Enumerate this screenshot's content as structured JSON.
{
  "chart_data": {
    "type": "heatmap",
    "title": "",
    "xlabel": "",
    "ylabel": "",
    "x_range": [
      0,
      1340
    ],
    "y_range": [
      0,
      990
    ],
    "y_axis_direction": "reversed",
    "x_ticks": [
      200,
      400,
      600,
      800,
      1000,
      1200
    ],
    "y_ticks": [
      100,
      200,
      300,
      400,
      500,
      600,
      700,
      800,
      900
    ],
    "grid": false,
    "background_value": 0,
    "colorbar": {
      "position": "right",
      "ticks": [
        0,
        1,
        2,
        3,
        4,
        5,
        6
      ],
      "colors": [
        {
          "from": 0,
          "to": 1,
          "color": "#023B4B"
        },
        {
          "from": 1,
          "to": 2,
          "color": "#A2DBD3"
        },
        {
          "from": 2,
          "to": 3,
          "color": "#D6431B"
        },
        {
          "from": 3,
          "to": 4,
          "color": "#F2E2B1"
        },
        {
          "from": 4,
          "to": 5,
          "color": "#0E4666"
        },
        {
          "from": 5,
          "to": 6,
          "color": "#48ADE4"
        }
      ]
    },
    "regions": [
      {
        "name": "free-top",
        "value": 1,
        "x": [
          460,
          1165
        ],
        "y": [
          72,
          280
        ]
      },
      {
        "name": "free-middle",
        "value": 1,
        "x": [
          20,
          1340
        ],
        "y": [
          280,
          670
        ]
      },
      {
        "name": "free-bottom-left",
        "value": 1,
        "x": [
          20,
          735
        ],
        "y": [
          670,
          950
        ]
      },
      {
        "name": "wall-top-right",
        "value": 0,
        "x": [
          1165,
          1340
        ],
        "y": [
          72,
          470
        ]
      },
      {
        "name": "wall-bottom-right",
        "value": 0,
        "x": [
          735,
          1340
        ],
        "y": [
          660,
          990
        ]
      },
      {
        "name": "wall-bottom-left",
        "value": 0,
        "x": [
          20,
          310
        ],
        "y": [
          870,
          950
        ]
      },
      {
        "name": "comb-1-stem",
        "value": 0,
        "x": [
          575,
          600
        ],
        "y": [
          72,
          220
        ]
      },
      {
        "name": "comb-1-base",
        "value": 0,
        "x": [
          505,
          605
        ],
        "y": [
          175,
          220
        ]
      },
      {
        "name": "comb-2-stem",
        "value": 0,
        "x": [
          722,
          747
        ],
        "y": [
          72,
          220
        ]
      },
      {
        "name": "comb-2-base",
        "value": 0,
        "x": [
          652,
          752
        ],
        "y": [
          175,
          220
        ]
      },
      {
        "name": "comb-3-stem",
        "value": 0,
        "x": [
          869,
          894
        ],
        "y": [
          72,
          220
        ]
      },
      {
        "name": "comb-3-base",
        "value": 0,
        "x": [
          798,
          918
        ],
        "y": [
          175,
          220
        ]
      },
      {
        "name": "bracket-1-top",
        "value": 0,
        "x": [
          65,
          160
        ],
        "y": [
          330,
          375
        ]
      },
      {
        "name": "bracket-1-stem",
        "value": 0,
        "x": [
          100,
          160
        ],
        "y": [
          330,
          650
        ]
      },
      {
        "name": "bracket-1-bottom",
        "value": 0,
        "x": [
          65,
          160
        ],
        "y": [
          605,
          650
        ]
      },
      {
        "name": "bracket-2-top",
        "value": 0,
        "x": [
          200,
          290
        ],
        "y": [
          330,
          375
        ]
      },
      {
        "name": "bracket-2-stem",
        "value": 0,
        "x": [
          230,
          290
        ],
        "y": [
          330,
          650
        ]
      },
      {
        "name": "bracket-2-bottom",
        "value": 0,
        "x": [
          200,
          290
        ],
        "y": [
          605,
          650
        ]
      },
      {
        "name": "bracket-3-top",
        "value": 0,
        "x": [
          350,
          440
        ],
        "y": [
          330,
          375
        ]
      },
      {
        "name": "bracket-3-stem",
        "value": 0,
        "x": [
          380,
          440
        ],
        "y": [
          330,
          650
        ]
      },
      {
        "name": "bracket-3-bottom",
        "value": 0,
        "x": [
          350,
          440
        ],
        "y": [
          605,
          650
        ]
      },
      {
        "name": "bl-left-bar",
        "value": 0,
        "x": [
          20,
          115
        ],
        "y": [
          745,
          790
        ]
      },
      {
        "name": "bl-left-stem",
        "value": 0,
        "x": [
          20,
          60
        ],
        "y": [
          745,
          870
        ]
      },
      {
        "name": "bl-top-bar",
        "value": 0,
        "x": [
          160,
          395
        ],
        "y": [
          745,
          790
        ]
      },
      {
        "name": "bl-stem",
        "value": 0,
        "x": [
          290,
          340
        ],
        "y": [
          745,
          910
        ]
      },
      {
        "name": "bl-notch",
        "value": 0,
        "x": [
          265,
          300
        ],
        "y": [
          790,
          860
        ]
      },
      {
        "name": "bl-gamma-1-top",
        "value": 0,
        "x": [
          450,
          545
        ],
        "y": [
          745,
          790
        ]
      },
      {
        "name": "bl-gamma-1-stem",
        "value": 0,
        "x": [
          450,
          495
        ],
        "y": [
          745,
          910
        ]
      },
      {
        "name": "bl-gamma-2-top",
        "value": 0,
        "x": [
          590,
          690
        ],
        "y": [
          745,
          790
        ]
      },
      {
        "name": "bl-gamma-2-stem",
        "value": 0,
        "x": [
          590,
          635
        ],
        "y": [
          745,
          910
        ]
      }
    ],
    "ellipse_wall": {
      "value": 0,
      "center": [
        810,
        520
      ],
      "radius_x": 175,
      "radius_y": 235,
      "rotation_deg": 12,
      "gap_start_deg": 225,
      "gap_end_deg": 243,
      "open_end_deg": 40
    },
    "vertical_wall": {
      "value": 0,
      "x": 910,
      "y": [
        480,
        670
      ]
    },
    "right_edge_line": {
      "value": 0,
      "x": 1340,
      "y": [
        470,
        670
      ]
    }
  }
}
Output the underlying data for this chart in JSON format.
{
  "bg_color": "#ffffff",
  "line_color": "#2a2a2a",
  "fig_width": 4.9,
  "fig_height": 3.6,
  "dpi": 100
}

▸ WHAT YOU SHOULD DO
Write out exactly the lines of the entries above that run from the line containing "Output the underlying" through the last line, including both.

▸ THE COMPLETED TASK
Output the underlying data for this chart in JSON format.
{
  "bg_color": "#ffffff",
  "line_color": "#2a2a2a",
  "fig_width": 4.9,
  "fig_height": 3.6,
  "dpi": 100
}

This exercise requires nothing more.